## start RECORDS SUPPLIED
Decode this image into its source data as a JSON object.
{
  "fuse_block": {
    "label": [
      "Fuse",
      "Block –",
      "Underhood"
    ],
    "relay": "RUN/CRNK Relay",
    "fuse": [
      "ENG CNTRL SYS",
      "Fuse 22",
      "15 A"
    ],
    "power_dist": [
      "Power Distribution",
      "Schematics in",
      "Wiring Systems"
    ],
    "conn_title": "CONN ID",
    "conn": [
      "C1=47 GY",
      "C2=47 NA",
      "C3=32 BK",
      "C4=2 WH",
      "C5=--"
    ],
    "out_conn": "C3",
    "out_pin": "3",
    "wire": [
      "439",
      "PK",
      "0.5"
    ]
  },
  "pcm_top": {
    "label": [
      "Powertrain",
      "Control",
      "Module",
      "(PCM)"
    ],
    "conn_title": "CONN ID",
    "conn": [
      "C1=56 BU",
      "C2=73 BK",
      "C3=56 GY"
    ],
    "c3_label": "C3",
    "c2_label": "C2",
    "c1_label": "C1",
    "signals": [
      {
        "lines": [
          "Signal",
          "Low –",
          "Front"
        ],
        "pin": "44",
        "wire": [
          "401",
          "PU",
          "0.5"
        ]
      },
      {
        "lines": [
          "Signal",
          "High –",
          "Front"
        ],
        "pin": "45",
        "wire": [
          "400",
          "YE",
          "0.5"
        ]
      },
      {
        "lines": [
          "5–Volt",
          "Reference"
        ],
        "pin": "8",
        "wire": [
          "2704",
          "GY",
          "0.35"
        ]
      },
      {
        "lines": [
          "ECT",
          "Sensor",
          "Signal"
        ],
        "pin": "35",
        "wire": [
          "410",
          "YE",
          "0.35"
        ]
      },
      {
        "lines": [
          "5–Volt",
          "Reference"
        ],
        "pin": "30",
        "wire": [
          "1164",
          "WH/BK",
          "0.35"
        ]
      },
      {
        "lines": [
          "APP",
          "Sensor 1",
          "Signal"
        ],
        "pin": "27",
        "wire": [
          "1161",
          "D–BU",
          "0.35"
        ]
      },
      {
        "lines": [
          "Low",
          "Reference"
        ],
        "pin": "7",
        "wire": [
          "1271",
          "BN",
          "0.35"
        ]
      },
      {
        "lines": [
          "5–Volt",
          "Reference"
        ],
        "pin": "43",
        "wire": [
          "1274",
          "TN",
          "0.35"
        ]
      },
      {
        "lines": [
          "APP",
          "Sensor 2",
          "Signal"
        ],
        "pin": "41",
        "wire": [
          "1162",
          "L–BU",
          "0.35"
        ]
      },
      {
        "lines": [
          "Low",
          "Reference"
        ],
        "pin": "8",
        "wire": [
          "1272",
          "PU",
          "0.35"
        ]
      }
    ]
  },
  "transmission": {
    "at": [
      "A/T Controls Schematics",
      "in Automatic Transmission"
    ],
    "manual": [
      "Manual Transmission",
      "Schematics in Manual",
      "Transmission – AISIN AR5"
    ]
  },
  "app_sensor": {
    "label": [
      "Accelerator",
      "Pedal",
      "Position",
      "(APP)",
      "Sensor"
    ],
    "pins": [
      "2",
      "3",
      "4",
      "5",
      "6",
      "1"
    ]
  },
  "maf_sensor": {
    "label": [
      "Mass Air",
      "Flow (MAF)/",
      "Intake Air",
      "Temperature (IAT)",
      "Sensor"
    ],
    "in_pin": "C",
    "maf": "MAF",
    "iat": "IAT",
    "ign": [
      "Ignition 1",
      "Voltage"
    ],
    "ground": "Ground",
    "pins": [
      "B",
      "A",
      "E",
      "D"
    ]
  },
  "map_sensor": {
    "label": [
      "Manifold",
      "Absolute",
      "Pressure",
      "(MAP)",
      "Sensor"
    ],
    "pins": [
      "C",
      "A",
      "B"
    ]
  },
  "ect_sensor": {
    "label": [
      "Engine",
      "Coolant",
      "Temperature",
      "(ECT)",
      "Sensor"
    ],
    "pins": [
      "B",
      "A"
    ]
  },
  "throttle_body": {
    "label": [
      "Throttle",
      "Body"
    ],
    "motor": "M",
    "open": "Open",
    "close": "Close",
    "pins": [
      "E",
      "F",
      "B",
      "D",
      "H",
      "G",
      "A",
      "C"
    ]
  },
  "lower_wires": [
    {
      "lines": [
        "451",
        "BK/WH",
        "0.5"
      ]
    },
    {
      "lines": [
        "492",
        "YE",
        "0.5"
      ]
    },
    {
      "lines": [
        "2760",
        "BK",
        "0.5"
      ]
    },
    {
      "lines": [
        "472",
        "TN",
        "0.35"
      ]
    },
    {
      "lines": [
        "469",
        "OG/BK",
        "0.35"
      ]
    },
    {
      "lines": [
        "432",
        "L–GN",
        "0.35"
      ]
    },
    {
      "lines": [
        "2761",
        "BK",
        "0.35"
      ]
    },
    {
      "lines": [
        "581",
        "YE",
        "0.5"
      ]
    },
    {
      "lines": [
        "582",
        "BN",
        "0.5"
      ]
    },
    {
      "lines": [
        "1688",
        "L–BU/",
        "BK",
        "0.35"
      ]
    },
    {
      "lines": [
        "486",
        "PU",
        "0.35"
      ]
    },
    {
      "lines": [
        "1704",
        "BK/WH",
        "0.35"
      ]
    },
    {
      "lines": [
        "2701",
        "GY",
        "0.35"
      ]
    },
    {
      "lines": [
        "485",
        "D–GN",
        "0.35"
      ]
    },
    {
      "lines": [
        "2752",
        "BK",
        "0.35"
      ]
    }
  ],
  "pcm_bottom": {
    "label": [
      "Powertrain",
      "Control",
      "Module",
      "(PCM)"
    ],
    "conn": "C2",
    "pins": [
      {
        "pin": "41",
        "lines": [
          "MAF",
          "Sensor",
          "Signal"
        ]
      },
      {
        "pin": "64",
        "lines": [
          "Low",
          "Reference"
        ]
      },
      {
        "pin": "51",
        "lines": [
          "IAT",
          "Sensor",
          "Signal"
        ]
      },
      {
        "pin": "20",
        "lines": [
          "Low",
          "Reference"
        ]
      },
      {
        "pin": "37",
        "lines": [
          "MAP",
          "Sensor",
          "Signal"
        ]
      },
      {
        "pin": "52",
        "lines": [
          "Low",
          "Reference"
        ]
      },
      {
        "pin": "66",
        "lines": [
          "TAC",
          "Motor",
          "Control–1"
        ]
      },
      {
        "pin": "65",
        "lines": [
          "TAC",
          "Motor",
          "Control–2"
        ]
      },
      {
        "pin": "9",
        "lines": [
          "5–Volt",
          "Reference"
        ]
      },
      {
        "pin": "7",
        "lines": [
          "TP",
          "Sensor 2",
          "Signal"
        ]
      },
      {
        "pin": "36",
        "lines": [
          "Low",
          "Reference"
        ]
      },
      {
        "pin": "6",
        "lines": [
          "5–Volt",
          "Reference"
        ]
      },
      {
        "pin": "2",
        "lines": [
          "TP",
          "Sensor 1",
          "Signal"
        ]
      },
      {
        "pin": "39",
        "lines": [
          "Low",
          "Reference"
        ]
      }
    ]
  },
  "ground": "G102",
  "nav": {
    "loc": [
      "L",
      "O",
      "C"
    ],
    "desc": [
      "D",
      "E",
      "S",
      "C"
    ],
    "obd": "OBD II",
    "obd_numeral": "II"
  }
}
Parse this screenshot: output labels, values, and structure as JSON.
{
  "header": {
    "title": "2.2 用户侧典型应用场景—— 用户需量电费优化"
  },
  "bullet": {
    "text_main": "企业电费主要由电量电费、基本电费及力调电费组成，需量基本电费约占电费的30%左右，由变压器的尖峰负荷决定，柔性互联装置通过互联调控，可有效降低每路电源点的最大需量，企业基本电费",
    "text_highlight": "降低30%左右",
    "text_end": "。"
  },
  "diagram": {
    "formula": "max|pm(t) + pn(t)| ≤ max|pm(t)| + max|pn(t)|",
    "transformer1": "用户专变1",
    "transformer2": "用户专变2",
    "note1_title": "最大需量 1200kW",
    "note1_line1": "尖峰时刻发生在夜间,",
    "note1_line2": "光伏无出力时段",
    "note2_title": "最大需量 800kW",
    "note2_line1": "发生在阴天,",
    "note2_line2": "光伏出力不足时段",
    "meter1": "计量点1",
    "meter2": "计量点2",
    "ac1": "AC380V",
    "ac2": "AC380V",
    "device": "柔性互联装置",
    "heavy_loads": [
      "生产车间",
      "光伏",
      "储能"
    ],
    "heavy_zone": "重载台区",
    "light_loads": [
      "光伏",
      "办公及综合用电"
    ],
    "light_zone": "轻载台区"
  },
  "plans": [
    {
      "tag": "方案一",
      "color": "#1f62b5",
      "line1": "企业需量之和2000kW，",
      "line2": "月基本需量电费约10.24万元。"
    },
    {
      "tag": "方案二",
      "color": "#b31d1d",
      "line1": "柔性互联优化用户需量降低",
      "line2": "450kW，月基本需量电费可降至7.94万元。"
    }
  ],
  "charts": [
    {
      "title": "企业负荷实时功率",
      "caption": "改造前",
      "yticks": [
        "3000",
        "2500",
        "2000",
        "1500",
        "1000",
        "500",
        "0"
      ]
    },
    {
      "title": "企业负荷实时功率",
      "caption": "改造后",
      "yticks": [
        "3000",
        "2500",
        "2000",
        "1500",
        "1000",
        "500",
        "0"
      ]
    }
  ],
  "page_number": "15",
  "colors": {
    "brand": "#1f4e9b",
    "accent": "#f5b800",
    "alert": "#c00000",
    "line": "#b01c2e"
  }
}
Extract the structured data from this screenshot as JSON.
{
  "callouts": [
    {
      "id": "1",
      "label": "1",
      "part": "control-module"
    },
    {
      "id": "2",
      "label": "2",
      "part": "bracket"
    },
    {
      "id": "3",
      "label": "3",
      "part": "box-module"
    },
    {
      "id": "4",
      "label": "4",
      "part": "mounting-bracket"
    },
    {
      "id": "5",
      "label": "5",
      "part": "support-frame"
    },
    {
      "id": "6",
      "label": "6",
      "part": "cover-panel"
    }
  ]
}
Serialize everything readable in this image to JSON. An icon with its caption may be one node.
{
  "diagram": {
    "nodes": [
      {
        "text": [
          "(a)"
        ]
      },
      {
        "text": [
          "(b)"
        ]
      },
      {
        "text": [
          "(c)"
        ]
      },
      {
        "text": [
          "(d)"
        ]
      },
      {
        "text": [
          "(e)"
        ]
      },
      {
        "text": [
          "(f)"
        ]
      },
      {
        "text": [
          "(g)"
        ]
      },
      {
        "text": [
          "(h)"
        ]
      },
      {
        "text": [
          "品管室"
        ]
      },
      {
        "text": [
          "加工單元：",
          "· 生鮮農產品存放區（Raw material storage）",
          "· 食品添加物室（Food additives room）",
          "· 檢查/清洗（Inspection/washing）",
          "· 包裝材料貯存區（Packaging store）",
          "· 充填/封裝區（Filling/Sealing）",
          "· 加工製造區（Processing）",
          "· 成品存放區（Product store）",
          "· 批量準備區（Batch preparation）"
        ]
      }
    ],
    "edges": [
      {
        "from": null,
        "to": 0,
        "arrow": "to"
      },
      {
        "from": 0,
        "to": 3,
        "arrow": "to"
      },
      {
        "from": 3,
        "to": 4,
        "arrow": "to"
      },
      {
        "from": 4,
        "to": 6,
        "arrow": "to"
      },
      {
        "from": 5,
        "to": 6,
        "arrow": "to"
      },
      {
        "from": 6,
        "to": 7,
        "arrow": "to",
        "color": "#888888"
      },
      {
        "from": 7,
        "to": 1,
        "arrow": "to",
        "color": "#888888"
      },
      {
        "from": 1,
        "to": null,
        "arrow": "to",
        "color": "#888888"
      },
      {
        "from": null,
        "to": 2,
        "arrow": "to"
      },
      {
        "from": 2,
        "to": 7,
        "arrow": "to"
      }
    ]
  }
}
## end RECORDS SUPPLIED
YOUR TASK: Copy, from the material above, each line in which the string "data" occurs.

TASK RESULT:
Decode this image into its source data as a JSON object.
Extract the structured data from this screenshot as JSON.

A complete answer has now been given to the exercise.